In the records below, find each line with the word "JSON" and copy it.

_INPUT DATA_.
====

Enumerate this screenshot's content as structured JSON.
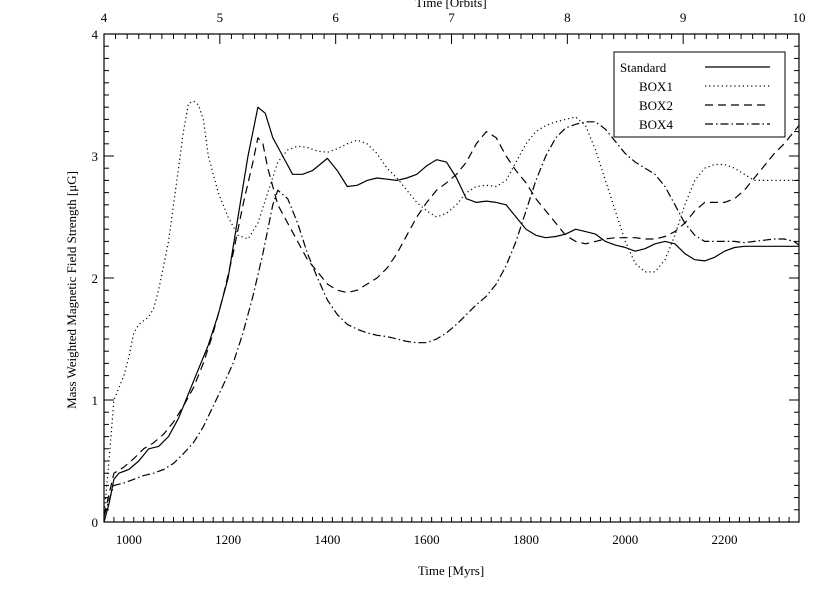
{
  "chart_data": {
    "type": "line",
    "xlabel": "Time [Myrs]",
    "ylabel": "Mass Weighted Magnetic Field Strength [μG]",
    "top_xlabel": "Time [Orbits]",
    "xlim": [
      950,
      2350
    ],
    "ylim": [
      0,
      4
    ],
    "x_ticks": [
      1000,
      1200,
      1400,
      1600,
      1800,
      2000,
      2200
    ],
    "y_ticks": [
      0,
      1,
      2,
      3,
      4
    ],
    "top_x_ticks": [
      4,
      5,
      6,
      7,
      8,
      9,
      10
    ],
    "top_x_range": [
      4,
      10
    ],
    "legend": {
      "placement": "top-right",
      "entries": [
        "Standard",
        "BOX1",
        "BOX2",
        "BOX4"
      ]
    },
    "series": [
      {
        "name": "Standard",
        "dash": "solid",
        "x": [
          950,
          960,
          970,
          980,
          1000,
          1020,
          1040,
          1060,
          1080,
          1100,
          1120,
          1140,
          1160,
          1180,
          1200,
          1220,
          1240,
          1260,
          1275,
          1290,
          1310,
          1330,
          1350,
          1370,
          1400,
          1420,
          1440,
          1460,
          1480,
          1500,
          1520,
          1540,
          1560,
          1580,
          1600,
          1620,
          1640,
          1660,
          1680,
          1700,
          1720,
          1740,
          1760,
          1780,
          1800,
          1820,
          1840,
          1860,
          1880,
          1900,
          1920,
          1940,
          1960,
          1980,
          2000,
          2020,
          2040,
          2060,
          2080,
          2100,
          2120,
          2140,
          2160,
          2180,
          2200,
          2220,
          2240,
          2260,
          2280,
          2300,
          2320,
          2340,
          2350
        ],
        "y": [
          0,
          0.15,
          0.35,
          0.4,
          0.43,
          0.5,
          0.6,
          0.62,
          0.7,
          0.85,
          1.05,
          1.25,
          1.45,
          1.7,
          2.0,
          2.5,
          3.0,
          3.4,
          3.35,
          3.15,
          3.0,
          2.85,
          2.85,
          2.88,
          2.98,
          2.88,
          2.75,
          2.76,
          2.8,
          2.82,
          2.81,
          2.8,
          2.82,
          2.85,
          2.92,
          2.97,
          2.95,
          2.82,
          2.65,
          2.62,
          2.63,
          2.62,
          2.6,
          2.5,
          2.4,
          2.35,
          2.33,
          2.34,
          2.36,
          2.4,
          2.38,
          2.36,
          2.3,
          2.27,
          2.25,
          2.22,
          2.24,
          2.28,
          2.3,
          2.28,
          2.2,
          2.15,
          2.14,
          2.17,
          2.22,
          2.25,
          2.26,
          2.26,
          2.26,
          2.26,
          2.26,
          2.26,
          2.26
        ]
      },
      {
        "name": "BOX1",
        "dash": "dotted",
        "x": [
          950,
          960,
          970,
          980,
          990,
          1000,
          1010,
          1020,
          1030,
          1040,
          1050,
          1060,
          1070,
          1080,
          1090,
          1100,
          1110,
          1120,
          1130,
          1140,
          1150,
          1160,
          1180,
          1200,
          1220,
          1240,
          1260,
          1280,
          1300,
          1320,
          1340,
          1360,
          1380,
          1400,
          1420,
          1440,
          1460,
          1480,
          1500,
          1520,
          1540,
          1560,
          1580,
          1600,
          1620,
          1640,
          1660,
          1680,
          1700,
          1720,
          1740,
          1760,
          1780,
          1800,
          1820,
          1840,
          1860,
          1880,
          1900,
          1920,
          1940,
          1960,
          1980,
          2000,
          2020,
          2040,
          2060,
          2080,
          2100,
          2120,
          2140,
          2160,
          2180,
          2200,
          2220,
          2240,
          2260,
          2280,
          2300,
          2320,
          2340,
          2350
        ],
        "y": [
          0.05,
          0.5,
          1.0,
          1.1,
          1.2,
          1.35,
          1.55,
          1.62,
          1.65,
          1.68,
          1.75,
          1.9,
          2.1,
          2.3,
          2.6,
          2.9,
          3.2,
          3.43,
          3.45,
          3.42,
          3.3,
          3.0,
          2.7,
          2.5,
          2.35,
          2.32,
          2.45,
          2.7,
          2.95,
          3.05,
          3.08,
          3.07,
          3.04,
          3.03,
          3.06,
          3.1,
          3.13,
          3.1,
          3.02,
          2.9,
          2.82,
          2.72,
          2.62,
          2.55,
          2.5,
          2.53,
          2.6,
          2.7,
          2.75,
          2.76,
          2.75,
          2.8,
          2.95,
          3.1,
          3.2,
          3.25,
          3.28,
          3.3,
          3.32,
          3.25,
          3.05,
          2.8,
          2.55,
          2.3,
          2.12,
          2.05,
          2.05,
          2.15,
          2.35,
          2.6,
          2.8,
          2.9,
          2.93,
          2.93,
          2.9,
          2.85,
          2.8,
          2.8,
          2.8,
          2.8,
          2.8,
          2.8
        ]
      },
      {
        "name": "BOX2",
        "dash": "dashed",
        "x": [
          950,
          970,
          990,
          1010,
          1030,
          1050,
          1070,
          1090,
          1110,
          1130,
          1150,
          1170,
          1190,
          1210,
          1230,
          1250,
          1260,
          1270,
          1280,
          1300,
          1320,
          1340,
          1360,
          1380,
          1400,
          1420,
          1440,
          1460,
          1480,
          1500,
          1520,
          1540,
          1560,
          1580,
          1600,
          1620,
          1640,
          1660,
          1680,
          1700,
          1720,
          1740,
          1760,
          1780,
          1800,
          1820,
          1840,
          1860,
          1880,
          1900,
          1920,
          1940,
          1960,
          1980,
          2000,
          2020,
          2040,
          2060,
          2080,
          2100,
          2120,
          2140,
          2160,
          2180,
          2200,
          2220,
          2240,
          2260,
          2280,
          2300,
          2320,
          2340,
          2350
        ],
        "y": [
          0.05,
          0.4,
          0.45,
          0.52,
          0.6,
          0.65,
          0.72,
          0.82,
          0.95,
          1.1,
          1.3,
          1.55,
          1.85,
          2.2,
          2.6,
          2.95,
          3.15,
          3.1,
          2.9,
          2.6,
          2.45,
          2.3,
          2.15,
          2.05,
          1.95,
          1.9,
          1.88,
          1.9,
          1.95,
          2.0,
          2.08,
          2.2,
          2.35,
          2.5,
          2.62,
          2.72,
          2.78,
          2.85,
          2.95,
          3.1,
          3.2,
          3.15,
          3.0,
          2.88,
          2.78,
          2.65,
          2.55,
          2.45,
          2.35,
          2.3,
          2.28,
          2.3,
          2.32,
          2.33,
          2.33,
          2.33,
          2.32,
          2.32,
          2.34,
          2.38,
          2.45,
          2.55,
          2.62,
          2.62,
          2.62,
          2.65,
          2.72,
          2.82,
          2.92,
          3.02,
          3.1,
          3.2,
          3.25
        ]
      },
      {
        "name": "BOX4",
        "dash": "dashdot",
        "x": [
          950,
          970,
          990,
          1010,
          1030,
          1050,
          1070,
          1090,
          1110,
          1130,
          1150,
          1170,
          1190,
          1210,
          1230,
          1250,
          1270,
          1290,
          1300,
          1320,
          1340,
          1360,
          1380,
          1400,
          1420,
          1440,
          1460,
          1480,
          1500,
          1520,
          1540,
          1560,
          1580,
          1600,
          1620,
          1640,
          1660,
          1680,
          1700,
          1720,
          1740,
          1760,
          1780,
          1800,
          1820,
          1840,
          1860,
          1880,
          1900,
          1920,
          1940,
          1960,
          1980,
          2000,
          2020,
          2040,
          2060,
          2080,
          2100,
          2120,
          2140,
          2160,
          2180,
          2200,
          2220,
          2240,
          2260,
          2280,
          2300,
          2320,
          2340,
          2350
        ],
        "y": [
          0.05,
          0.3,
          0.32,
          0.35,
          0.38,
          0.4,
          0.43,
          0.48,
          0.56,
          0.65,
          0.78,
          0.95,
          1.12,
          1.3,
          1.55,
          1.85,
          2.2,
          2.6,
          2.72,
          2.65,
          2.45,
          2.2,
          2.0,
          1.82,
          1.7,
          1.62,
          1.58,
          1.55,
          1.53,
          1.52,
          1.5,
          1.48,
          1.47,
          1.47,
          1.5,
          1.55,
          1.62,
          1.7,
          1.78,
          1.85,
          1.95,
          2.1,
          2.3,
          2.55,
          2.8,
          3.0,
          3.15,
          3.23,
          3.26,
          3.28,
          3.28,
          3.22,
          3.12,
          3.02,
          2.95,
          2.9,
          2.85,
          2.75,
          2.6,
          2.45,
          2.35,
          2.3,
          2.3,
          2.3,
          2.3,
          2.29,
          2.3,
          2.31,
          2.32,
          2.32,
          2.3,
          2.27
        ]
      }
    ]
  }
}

====

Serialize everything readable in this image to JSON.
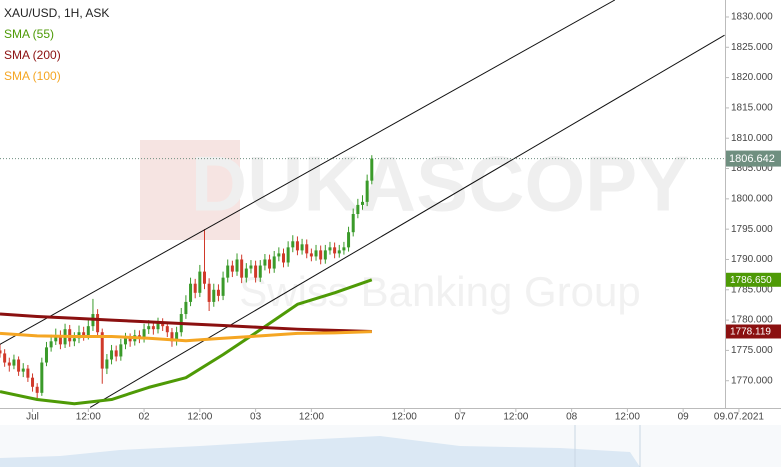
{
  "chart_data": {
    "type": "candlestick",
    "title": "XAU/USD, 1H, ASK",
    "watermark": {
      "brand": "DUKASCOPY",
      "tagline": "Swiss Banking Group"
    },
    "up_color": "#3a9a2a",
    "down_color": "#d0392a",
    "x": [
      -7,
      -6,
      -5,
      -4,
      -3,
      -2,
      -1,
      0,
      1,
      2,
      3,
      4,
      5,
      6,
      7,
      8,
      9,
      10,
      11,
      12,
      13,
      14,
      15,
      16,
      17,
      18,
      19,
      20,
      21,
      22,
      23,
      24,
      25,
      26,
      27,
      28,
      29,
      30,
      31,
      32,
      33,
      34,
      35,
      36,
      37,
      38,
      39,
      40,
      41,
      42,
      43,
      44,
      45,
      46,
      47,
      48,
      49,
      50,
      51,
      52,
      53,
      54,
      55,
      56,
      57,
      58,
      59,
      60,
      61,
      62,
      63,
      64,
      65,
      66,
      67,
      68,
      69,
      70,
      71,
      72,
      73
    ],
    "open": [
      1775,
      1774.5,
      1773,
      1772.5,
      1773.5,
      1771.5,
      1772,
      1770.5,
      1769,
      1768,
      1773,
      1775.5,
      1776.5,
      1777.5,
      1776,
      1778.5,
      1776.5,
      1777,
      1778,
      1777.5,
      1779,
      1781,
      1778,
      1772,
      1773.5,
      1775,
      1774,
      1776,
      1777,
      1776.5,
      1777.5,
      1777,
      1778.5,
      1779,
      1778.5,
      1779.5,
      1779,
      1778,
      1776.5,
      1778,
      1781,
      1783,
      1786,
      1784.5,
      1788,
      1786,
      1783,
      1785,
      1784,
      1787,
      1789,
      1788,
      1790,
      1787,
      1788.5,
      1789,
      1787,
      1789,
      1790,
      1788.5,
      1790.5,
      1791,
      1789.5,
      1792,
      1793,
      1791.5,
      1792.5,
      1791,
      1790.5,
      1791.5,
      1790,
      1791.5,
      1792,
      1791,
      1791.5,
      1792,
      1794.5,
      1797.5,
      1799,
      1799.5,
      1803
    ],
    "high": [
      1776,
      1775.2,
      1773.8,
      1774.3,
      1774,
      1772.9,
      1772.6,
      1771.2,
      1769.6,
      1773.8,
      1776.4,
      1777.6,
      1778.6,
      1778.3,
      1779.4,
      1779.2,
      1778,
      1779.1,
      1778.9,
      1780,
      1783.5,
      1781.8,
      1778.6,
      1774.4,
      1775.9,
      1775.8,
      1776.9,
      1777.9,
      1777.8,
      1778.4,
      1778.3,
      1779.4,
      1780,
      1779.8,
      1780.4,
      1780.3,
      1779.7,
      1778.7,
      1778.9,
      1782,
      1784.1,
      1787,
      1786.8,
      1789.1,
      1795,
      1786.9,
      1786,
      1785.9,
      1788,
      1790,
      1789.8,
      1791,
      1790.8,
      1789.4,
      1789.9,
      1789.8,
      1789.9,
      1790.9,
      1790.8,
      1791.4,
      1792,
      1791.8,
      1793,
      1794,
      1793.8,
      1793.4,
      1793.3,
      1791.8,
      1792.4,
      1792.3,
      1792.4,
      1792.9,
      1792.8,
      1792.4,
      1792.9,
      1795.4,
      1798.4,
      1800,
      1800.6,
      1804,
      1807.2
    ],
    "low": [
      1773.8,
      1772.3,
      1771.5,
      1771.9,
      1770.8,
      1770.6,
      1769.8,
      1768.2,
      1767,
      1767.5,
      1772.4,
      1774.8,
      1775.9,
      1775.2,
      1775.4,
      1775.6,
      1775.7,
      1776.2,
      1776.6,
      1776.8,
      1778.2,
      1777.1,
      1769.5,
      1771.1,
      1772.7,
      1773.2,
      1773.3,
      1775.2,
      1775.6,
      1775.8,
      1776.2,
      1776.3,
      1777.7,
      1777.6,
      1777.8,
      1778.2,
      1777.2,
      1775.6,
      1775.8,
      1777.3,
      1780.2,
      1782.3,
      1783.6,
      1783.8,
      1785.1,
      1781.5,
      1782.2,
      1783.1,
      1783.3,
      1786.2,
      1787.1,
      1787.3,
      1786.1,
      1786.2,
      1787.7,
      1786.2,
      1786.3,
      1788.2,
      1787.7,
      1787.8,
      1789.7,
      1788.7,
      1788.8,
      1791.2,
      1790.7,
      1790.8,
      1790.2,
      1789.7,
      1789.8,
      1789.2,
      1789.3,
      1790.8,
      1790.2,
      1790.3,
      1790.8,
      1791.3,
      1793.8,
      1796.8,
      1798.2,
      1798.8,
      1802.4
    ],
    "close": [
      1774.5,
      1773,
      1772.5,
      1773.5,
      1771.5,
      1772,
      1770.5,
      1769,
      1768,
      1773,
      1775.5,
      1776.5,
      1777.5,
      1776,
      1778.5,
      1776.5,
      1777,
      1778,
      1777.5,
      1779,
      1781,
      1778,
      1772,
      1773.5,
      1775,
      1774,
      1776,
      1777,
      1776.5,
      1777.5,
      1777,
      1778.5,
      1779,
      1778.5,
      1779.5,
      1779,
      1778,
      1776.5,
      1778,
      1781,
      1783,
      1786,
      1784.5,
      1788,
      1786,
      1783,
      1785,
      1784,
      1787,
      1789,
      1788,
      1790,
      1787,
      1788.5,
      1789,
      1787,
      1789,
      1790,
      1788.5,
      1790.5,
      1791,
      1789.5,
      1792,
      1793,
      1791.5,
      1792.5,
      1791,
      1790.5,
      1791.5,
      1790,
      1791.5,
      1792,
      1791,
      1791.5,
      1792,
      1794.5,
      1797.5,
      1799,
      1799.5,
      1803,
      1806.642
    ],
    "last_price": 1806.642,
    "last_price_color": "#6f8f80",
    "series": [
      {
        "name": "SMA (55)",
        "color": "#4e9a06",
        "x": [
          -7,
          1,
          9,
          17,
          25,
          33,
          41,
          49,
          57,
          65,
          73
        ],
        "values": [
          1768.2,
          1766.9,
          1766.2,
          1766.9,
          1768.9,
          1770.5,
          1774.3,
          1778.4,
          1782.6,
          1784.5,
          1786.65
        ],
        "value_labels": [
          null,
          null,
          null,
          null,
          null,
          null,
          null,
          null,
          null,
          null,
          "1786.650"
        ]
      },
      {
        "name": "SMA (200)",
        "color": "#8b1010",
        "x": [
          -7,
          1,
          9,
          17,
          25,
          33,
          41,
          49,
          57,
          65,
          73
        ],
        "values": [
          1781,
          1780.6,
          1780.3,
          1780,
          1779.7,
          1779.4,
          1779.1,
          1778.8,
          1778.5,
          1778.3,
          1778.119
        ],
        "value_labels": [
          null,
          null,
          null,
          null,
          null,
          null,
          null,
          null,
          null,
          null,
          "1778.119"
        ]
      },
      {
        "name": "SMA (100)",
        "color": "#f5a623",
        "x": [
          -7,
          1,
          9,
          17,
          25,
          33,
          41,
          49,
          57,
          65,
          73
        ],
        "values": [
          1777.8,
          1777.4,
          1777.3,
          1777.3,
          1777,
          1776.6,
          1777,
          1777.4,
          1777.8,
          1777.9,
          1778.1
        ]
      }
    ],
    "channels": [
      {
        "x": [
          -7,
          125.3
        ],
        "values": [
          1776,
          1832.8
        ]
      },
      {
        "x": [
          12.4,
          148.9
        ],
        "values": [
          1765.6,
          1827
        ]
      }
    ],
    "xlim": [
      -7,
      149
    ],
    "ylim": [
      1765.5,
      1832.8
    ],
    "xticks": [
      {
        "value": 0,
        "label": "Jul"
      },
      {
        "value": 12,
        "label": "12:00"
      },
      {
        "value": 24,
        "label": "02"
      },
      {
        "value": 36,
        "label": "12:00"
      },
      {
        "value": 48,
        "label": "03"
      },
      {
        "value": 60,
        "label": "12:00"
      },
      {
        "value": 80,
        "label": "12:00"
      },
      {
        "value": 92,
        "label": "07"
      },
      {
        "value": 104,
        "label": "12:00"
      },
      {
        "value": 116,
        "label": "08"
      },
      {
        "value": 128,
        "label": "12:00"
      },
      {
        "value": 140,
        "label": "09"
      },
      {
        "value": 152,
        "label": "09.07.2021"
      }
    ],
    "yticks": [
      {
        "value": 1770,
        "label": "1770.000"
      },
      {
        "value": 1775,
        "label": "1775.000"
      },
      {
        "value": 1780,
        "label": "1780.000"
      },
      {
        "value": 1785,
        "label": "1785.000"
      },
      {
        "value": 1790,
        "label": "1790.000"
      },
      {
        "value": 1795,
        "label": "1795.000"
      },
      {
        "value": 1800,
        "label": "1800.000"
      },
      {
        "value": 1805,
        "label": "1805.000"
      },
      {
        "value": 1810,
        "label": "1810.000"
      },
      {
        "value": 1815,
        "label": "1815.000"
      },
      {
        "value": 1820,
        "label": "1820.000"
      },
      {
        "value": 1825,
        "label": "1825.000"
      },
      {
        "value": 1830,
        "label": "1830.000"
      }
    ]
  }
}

====

_TASK OUTPUT_.
Enumerate this screenshot's content as structured JSON.
Serialize everything readable in this image to JSON.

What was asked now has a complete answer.